Aim of the exercise.
How many lines in the records below contain the string "strength"? Reply with the number alone.

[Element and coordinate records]
>> begin

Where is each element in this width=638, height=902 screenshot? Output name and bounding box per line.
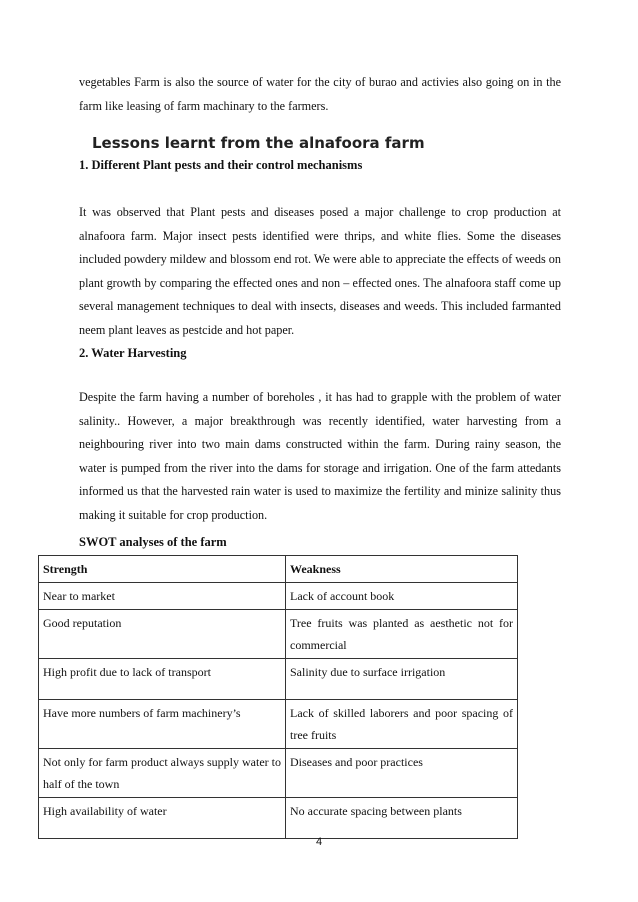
- strength-cell: High profit due to lack of transport: [39, 659, 286, 700]
- strength-cell: Good reputation: [39, 610, 286, 659]
- weakness-cell: Tree fruits was planted as aesthetic not for commercial: [286, 610, 518, 659]
- weakness-cell: No accurate spacing between plants: [286, 798, 518, 839]
- table-row: [39, 798, 518, 839]
- swot-table: [38, 555, 518, 839]
- water-heading: 2. Water Harvesting: [79, 346, 187, 360]
- table-row: [39, 749, 518, 798]
- strength-cell: High availability of water: [39, 798, 286, 839]
- column-header-weakness: Weakness: [286, 556, 518, 583]
- table-row: [39, 583, 518, 610]
- page-number: 4: [315, 836, 323, 848]
- swot-title: SWOT analyses of the farm: [79, 535, 227, 549]
- weakness-cell: Lack of account book: [286, 583, 518, 610]
- weakness-cell: Lack of skilled laborers and poor spacing of tree fruits: [286, 700, 518, 749]
- table-row: [39, 659, 518, 700]
- strength-cell: Near to market: [39, 583, 286, 610]
- water-paragraph: Despite the farm having a number of boreholes , it has had to grapple with the problem of water salinity.. However, a major breakthrough was recently identified, water harvesting from a neighbouring river into two main dams constructed within the farm. During rainy season, the water is pumped from the river into the dams for storage and irrigation. One of the farm attedants informed us that the harvested rain water is used to maximize the fertility and minize salinity thus making it suitable for crop production.: [79, 390, 561, 522]
- strength-cell: Have more numbers of farm machinery’s: [39, 700, 286, 749]
- weakness-cell: Diseases and poor practices: [286, 749, 518, 798]
- table-row: [39, 610, 518, 659]
- pests-paragraph: It was observed that Plant pests and diseases posed a major challenge to crop production at alnafoora farm. Major insect pests identified were thrips, and white flies. Some the diseases included powdery mildew and blossom end rot. We were able to appreciate the effects of weeds on plant growth by comparing the effected ones and non – effected ones. The alnafoora staff come up several management techniques to deal with insects, diseases and weeds. This included farmanted neem plant leaves as pestcide and hot paper.: [79, 205, 561, 337]
- pests-heading: 1. Different Plant pests and their control mechanisms: [79, 158, 363, 172]
- table-row: [39, 700, 518, 749]
- table-header-row: [39, 556, 518, 583]
- intro-paragraph: vegetables Farm is also the source of water for the city of burao and activies also going on in the farm like leasing of farm machinary to the farmers.: [79, 75, 561, 113]
- weakness-cell: Salinity due to surface irrigation: [286, 659, 518, 700]
- strength-cell: Not only for farm product always supply water to half of the town: [39, 749, 286, 798]
- lessons-title: Lessons learnt from the alnafoora farm: [92, 134, 425, 152]
- column-header-strength: Strength: [39, 556, 286, 583]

>> end

Solution.
7